Identify each line below containing the string "color" and copy it.

[Saved entries]
** begin **
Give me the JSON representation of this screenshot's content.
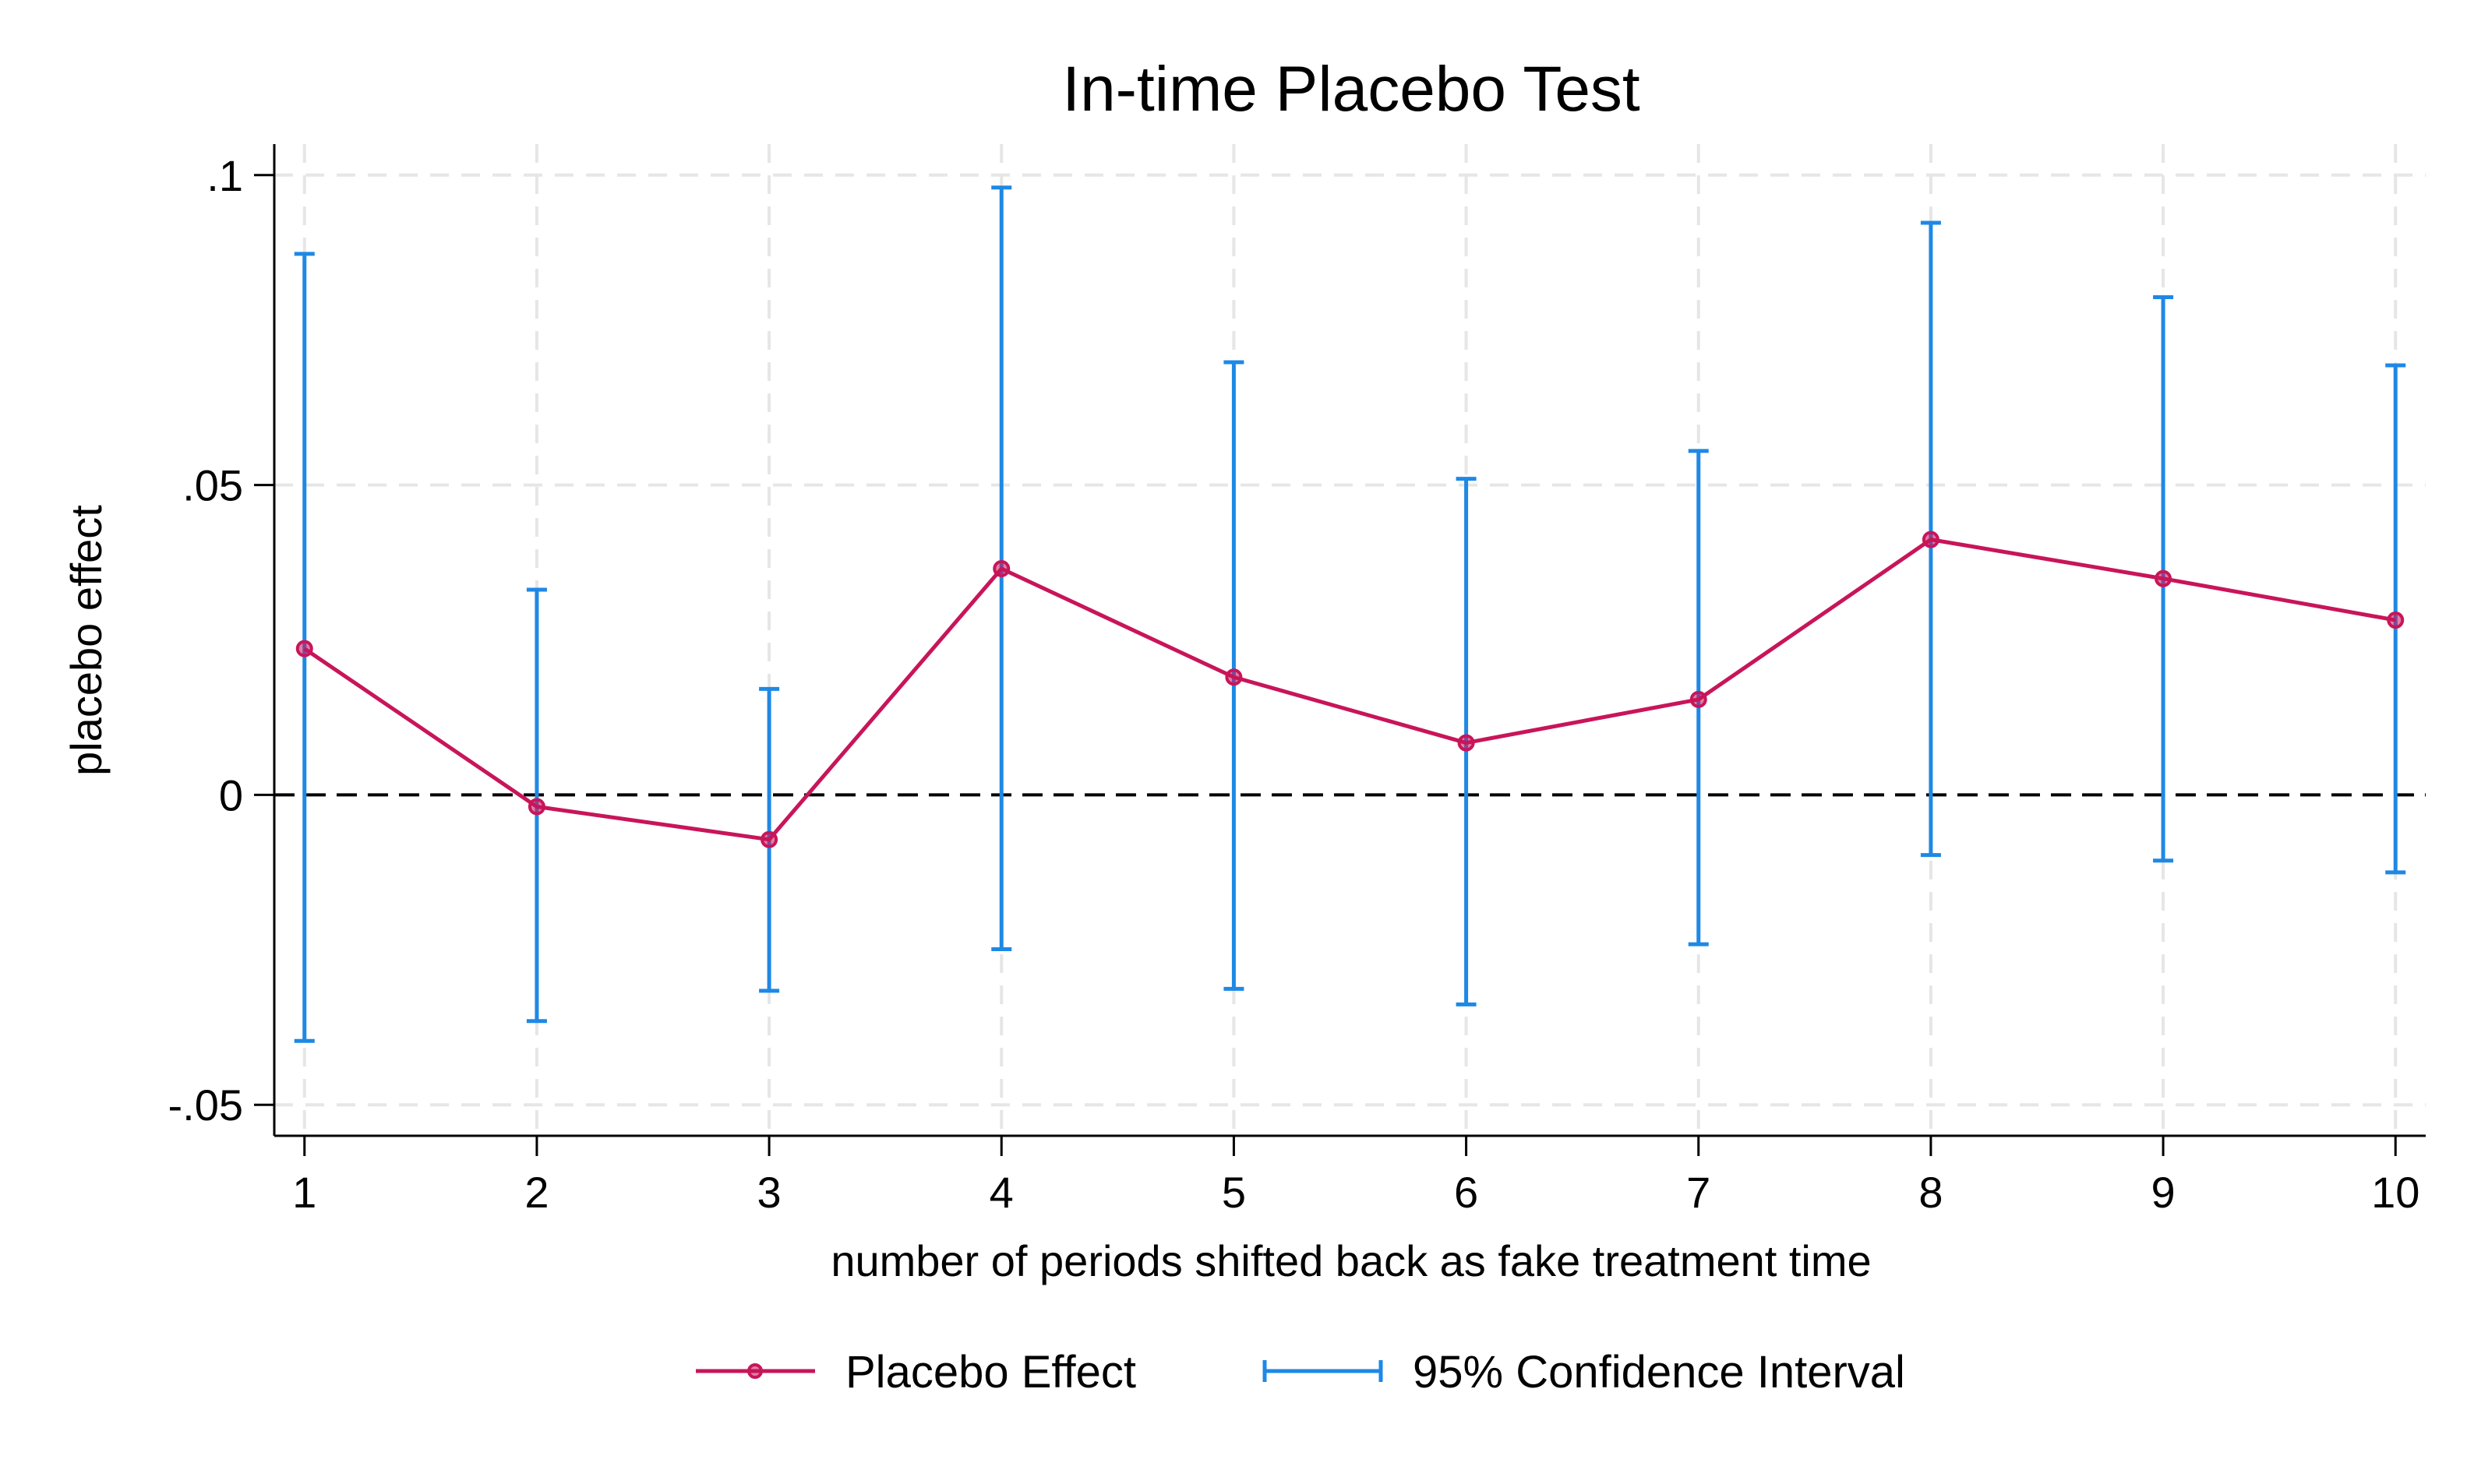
{
  "chart_data": {
    "type": "line",
    "title": "In-time Placebo Test",
    "xlabel": "number of periods shifted back as fake treatment time",
    "ylabel": "placebo effect",
    "x": [
      1,
      2,
      3,
      4,
      5,
      6,
      7,
      8,
      9,
      10
    ],
    "xticks": [
      "1",
      "2",
      "3",
      "4",
      "5",
      "6",
      "7",
      "8",
      "9",
      "10"
    ],
    "xlim": [
      0.87,
      10.13
    ],
    "ylim": [
      -0.055,
      0.105
    ],
    "yticks": [
      {
        "value": 0.1,
        "label": ".1"
      },
      {
        "value": 0.05,
        "label": ".05"
      },
      {
        "value": 0,
        "label": "0"
      },
      {
        "value": -0.05,
        "label": "-.05"
      }
    ],
    "reference_line": {
      "y": 0,
      "style": "dashed",
      "color": "#000000"
    },
    "grid": true,
    "legend_position": "bottom",
    "series": [
      {
        "name": "Placebo Effect",
        "kind": "line-markers",
        "color": "#C8155A",
        "values": [
          0.0236,
          -0.0019,
          -0.0072,
          0.0365,
          0.019,
          0.0084,
          0.0154,
          0.0412,
          0.0349,
          0.0282
        ]
      },
      {
        "name": "95% Confidence Interval",
        "kind": "error-bars",
        "color": "#1E88E5",
        "lower": [
          -0.0397,
          -0.0365,
          -0.0316,
          -0.0249,
          -0.0313,
          -0.0338,
          -0.0241,
          -0.0097,
          -0.0106,
          -0.0125
        ],
        "upper": [
          0.0873,
          0.0331,
          0.0171,
          0.098,
          0.0698,
          0.051,
          0.0555,
          0.0923,
          0.0803,
          0.0693
        ]
      }
    ]
  }
}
** end **
ANSWER TO THE EXERCISE:
      "color": "#000000"
        "color": "#C8155A",
        "color": "#1E88E5",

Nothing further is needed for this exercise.